──────── Dataset records
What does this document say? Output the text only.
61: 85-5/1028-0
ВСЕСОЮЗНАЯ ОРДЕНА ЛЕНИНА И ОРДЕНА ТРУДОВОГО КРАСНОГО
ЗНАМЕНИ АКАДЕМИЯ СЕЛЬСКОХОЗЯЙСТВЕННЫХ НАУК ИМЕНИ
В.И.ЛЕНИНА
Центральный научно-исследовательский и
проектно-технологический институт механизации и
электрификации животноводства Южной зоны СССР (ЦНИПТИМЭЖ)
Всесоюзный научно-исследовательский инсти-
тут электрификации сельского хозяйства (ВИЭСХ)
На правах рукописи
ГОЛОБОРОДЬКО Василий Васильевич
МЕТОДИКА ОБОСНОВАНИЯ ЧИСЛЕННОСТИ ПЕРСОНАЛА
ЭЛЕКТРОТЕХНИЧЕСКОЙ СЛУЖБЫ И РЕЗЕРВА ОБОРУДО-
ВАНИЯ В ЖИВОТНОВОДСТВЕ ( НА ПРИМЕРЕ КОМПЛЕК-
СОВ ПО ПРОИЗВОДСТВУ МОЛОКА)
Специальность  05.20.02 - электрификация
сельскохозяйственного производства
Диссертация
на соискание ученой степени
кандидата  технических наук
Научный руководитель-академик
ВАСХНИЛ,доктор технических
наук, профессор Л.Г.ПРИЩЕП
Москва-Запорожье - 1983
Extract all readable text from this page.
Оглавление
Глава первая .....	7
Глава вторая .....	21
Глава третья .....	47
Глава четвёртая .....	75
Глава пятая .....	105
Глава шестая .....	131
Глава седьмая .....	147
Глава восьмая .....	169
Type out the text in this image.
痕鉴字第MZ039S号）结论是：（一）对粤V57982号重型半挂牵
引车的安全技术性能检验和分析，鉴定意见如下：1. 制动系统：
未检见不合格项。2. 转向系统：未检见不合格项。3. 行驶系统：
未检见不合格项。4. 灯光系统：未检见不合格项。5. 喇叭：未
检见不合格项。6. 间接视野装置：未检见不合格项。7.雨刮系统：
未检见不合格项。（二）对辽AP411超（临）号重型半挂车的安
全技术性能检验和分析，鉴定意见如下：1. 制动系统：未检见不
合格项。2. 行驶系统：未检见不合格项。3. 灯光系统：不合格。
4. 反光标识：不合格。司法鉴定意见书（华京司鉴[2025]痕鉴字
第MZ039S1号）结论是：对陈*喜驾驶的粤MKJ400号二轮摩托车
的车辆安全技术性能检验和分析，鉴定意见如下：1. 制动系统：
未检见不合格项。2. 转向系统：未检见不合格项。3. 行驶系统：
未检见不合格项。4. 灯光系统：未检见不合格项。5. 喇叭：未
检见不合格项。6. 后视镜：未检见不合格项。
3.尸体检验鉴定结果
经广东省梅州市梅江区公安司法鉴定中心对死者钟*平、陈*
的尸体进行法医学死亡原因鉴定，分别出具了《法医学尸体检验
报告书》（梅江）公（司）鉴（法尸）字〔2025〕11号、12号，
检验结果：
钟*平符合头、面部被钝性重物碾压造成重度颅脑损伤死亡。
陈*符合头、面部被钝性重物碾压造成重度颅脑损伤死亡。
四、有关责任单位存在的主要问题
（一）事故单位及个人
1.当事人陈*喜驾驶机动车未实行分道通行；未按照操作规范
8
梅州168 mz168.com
────────────────
[Requirements]:
Exactly as they are written, print the entries again.

[Response below]:
What does this document say? Output the text only.
61: 85-5/1028-0
ВСЕСОЮЗНАЯ ОРДЕНА ЛЕНИНА И ОРДЕНА ТРУДОВОГО КРАСНОГО
ЗНАМЕНИ АКАДЕМИЯ СЕЛЬСКОХОЗЯЙСТВЕННЫХ НАУК ИМЕНИ
В.И.ЛЕНИНА
Центральный научно-исследовательский и
проектно-технологический институт механизации и
электрификации животноводства Южной зоны СССР (ЦНИПТИМЭЖ)
Всесоюзный научно-исследовательский инсти-
тут электрификации сельского хозяйства (ВИЭСХ)
На правах рукописи
ГОЛОБОРОДЬКО Василий Васильевич
МЕТОДИКА ОБОСНОВАНИЯ ЧИСЛЕННОСТИ ПЕРСОНАЛА
ЭЛЕКТРОТЕХНИЧЕСКОЙ СЛУЖБЫ И РЕЗЕРВА ОБОРУДО-
ВАНИЯ В ЖИВОТНОВОДСТВЕ ( НА ПРИМЕРЕ КОМПЛЕК-
СОВ ПО ПРОИЗВОДСТВУ МОЛОКА)
Специальность  05.20.02 - электрификация
сельскохозяйственного производства
Диссертация
на соискание ученой степени
кандидата  технических наук
Научный руководитель-академик
ВАСХНИЛ,доктор технических
наук, профессор Л.Г.ПРИЩЕП
Москва-Запорожье - 1983
Extract all readable text from this page.
Оглавление
Глава первая .....	7
Глава вторая .....	21
Глава третья .....	47
Глава четвёртая .....	75
Глава пятая .....	105
Глава шестая .....	131
Глава седьмая .....	147
Глава восьмая .....	169
Type out the text in this image.
痕鉴字第MZ039S号）结论是：（一）对粤V57982号重型半挂牵
引车的安全技术性能检验和分析，鉴定意见如下：1. 制动系统：
未检见不合格项。2. 转向系统：未检见不合格项。3. 行驶系统：
未检见不合格项。4. 灯光系统：未检见不合格项。5. 喇叭：未
检见不合格项。6. 间接视野装置：未检见不合格项。7.雨刮系统：
未检见不合格项。（二）对辽AP411超（临）号重型半挂车的安
全技术性能检验和分析，鉴定意见如下：1. 制动系统：未检见不
合格项。2. 行驶系统：未检见不合格项。3. 灯光系统：不合格。
4. 反光标识：不合格。司法鉴定意见书（华京司鉴[2025]痕鉴字
第MZ039S1号）结论是：对陈*喜驾驶的粤MKJ400号二轮摩托车
的车辆安全技术性能检验和分析，鉴定意见如下：1. 制动系统：
未检见不合格项。2. 转向系统：未检见不合格项。3. 行驶系统：
未检见不合格项。4. 灯光系统：未检见不合格项。5. 喇叭：未
检见不合格项。6. 后视镜：未检见不合格项。
3.尸体检验鉴定结果
经广东省梅州市梅江区公安司法鉴定中心对死者钟*平、陈*
的尸体进行法医学死亡原因鉴定，分别出具了《法医学尸体检验
报告书》（梅江）公（司）鉴（法尸）字〔2025〕11号、12号，
检验结果：
钟*平符合头、面部被钝性重物碾压造成重度颅脑损伤死亡。
陈*符合头、面部被钝性重物碾压造成重度颅脑损伤死亡。
四、有关责任单位存在的主要问题
（一）事故单位及个人
1.当事人陈*喜驾驶机动车未实行分道通行；未按照操作规范
8
梅州168 mz168.com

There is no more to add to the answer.